## Consignes de l'exercice
**A)** Les affirmations suivantes sont-elles conformes à l'extrait sur l'album Quitters ? (i) Quitters est le premier album de Hutson paru chez ANTI records. (ii) Quitters compte 13 titres. (iii) Quitters s'ouvre sur un éclat de rire. Répondez par oui ou par non, en citant chaque fois les mots décisifs de l'extrait.
**B)** Traduisez en anglais cette phrase de l'extrait sur l'album Quitters : « C’est un Los Angeles en constante transition, où l’enfance s’est éteinte, où la maison familiale a disparu et ne pourra plus jamais être visitée. »
**C)** Poursuivez l'extrait sur l'album Quitters à partir de sa dernière phrase.
**** Extrait de texte ****
Christian Lee Hutson

Quitters

Sortie le 1er avril 2022

ANTI- Records

Christian Lee Hutson débute son nouvel album Quitters sur un éclat de rire. Dans cette suite à Beginners, son premier album déjà paru chez ANTI records, Hutson s’éloigne de la thématique du devenir adulte pour se focaliser sur la crainte et la difficulté de vieillir. Le rire qui ouvre Quitters est de ceux qui concluent les films de John Huston, c’est un rire de résignation et de renoncement, un énorme rire pour dire « Californie », cet endroit où les êtres solitaires se rassemblent comme les oiseaux.

 

Tout au long des 13 titres qui composent Quitters, Hutson dresse le portrait de l’endroit d’où il vient. Dans ces chansons qui font penser à des nouvelles, Hutson nous présente des personnages habités par cette lumière dorée et cette géographie malfaisante. C’est un endroit où tout finit par s’envoler et être recouvert par quelque chose de neuf, où même l’océan et les incendies murmurent sans cesse : « Un jour, nous reprendrons tout. » C’est un Los Angeles en constante transition, où l’enfance s’est éteinte, où la maison familiale a disparu et ne pourra plus jamais être visitée. Pourtant, le monde de Hutson est aussi celui des accidents heureux, où les portes sont laissées ouvertes exprès, dans l’espoir que de nouvelles personnes les franchissent. En fin de compte, il reste ces chansons créées par un esprit de l’avenir, écrites pour consoler l’être que nous sommes maintenant.
**** Lignes de données ****
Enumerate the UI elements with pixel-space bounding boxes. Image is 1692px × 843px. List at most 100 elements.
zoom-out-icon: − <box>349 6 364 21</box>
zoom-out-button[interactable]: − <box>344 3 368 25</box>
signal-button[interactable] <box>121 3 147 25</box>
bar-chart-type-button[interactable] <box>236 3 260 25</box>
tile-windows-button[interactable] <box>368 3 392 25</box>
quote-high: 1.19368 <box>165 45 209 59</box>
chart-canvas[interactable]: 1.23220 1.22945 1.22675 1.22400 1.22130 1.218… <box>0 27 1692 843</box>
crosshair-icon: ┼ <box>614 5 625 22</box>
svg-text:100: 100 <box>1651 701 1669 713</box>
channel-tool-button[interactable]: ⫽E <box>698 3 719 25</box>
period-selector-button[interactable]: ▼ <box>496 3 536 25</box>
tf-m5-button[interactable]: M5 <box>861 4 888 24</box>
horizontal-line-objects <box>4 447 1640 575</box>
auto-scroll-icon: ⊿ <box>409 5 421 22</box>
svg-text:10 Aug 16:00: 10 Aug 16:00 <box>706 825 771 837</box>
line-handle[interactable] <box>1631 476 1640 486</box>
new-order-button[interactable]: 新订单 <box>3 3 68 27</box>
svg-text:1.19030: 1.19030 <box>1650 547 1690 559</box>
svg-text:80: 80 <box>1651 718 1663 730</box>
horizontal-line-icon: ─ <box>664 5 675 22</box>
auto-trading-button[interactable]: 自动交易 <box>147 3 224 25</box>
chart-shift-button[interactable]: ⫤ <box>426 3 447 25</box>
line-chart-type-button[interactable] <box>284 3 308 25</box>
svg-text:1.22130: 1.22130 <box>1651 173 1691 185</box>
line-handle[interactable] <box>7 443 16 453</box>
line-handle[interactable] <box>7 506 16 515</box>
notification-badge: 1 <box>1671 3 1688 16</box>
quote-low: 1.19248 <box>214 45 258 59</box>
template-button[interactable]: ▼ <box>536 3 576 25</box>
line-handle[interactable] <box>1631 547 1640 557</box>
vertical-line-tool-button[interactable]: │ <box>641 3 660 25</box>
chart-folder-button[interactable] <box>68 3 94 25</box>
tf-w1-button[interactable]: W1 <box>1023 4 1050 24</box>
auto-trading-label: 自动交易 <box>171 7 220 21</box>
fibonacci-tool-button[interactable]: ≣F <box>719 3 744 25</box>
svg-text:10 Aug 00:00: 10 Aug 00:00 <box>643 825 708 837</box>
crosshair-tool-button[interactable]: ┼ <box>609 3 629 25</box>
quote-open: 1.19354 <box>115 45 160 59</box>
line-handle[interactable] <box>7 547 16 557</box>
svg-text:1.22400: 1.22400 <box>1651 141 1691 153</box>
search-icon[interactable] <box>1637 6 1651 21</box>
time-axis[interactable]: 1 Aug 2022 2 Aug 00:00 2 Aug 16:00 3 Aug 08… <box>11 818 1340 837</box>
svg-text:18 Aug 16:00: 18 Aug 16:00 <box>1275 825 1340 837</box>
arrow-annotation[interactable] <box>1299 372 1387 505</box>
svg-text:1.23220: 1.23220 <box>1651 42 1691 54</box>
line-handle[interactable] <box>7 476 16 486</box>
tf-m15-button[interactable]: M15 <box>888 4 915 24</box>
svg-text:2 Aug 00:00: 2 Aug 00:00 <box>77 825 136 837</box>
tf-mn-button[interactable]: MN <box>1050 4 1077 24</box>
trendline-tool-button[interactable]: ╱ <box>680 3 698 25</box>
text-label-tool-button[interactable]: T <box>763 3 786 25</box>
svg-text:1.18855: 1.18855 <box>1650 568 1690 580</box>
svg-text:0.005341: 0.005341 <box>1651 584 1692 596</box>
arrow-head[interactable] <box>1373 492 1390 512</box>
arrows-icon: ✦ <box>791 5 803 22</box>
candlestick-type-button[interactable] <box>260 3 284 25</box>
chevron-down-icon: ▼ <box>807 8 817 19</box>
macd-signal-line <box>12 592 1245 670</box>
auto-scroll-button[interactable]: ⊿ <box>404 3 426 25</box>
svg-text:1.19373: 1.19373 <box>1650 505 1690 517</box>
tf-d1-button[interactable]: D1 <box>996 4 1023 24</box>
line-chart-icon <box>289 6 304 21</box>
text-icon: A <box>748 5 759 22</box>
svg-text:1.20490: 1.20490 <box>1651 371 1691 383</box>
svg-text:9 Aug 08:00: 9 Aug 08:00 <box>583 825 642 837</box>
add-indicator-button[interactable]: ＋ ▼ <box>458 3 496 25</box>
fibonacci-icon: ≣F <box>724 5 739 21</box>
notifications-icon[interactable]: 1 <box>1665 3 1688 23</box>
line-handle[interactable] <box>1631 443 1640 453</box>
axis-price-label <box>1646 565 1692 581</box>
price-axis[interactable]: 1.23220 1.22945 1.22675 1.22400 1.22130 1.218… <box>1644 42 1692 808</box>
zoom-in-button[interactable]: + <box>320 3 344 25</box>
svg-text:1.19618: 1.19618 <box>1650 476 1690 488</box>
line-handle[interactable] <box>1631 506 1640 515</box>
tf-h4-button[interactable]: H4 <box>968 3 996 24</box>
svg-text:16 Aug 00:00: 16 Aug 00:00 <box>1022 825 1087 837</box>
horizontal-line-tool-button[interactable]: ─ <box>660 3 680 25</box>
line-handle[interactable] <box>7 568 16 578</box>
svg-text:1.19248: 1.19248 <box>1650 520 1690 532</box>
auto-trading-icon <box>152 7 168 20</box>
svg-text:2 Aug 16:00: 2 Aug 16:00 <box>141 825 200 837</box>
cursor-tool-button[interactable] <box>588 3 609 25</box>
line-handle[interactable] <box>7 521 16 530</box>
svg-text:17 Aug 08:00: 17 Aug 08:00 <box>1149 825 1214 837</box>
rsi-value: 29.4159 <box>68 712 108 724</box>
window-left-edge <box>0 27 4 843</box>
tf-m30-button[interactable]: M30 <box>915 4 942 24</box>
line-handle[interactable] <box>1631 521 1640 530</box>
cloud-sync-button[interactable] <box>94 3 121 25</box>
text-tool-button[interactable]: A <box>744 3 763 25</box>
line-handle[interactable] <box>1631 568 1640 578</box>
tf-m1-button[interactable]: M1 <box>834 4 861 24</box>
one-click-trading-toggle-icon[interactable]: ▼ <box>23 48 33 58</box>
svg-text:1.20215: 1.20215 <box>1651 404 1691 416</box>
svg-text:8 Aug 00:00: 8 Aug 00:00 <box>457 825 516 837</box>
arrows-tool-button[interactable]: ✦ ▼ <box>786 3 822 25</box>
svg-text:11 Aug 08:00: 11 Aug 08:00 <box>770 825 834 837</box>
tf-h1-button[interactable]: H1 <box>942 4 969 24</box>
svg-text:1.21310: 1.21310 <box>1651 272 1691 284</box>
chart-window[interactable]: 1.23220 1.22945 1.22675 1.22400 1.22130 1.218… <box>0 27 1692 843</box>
****
## Réponses attendues
**A)**
(i) Non : « Beginners, son premier album déjà paru chez ANTI records ».
(ii) Oui : « Tout au long des 13 titres qui composent Quitters ».
(iii) Oui : « Christian Lee Hutson débute son nouvel album Quitters sur un éclat de rire ».

**B)** It is a Los Angeles in constant transition, where childhood has died out, where the family home has disappeared and can never be visited again.

**C)**
 

Produit par Phoebe Bridgers et Conor Oberst, Quitters s’éloigne également pour Hutson de l’enregistrement numérique de ses débuts. « Avec Beginners, explique-t-il, le but était de faire de simples enregistrements numériques. Pour ce disque, Phoebe et Conor se sont dit que ce serait amusant d’enregistrer sur bande. Phoebe est ma meilleure amie et faire Beginners avec elle avait été si agréable et facile. Donc je voulais retravailler avec elle. J’ai pris beaucoup de temps pour Beginners, ajoute Hutson. 10 ans, mais pour Quitters les chansons sont venues beaucoup plus vite. » Comme les nouvelles chansons ont été écrites dans un laps de temps plus court, « les textes manquaient un peu d’assurance. La présence de Conor m’a permis de m’appuyer sur un parolier que j’admire et qui pouvait apaiser mes angoisses. »

 

Hutson a puisé dans un large éventail d’influences pour son deuxième album : les rimes délicates de John Prine, le livre de Bob Mehr sur les Trouble Boys de Replacements, et The Sarah Book, l’autofiction de Scott McClanahan. Ce disque marque également une étape dans la recherche sonore par rapport au premier album de Hutson.

 

« On a fait Quitters d’une traite. On ne s’était pas vus pendant six mois et c’était la première fois qu’on se retrouvait ensemble dans la même pièce. On se sentait en famille, à travailler et à jouer avec les mêmes personnes, quand aucun truc n’a plus de secret pour l’autre et qu’on se complimente sur les ratés bizarres. Mes disques préférés sont ceux où la guitare est toute pétée et où c’est justement l’enregistrement qui est choisi. Ce sont ces accidents-là qui les rendent si particuliers. »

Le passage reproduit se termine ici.